== Supplied records
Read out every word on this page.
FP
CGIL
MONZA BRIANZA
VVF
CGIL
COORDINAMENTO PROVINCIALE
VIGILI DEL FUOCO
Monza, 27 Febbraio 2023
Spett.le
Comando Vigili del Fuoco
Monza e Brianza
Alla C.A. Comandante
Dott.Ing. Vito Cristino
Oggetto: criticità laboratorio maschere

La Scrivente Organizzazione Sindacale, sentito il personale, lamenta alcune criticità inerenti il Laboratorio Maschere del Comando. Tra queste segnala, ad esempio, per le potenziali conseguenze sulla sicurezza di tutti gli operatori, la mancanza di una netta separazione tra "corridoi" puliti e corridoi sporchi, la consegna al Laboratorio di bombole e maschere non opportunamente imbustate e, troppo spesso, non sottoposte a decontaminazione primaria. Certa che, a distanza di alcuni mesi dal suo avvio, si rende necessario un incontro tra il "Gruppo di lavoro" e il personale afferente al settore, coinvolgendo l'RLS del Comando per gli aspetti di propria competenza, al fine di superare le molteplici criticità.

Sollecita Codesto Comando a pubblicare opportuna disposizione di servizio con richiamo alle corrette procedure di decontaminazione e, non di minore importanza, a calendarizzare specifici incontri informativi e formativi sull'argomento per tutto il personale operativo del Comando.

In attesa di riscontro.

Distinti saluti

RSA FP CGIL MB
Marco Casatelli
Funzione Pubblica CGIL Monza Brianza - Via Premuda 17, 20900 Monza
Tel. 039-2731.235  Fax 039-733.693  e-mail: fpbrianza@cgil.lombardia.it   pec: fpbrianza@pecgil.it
====
== Supplied records
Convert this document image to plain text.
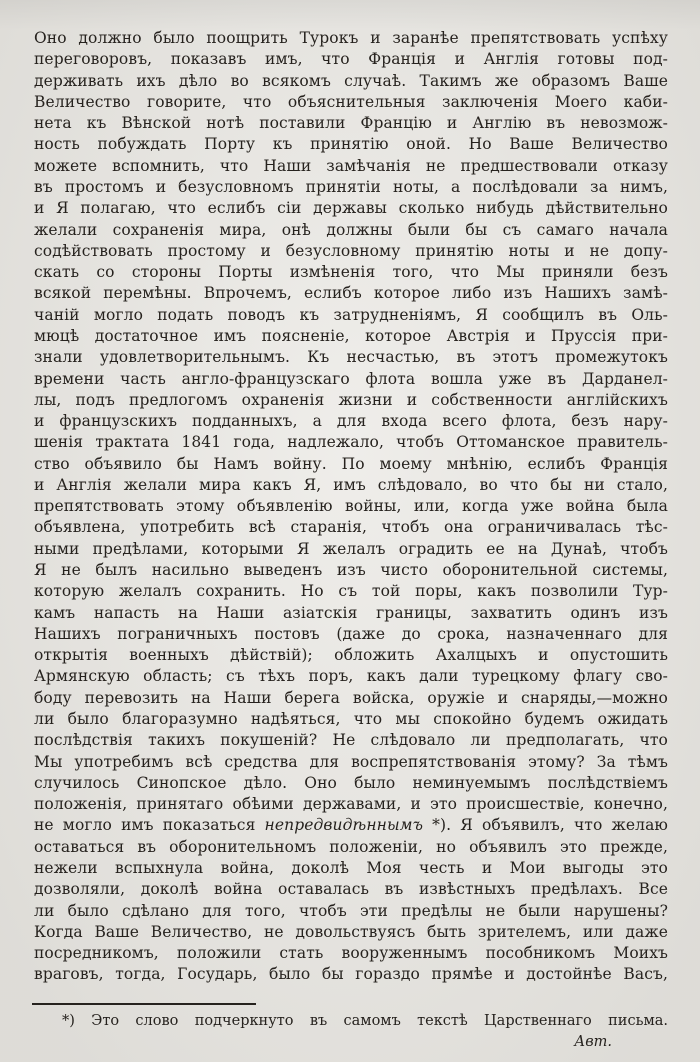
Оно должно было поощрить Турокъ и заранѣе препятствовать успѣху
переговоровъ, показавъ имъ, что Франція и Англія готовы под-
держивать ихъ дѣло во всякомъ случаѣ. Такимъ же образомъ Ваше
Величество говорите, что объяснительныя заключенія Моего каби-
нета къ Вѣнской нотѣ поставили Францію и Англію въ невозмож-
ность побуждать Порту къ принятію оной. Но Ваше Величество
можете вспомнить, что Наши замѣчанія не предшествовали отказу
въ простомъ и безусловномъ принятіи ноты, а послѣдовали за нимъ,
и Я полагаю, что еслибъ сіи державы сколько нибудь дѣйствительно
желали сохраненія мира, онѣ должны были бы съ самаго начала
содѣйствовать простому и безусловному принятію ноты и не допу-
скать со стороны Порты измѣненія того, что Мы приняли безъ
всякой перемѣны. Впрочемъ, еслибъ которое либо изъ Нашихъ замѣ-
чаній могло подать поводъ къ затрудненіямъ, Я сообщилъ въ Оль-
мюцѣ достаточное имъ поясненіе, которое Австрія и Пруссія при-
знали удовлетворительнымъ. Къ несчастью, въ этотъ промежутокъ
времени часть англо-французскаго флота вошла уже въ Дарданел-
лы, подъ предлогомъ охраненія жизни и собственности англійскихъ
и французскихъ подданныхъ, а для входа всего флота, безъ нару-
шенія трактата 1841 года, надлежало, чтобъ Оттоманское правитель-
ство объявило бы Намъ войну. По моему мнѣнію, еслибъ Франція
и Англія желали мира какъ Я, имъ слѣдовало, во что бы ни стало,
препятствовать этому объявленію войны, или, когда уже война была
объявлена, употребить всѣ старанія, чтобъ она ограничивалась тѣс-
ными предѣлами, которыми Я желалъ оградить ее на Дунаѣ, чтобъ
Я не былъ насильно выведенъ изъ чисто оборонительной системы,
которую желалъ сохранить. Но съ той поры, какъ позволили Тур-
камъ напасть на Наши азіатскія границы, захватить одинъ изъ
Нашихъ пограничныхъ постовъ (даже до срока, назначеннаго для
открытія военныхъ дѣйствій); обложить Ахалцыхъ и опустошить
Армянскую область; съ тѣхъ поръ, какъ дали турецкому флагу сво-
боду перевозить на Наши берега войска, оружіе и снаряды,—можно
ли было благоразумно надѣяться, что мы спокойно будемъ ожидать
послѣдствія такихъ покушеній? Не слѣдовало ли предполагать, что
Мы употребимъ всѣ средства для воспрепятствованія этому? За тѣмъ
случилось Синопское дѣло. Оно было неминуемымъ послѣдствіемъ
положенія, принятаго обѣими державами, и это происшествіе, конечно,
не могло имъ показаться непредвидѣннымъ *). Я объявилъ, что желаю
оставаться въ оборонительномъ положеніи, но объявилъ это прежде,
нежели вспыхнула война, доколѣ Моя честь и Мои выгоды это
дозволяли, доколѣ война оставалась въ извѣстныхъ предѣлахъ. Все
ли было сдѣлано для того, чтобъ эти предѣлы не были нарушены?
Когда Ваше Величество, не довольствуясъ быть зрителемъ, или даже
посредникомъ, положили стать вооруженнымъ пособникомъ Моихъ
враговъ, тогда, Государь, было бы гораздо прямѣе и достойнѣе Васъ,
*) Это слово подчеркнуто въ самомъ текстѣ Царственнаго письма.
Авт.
====
The problem:
State how many lines of the records above contain the word "Ваше", giving only that number.

Answer in full:
3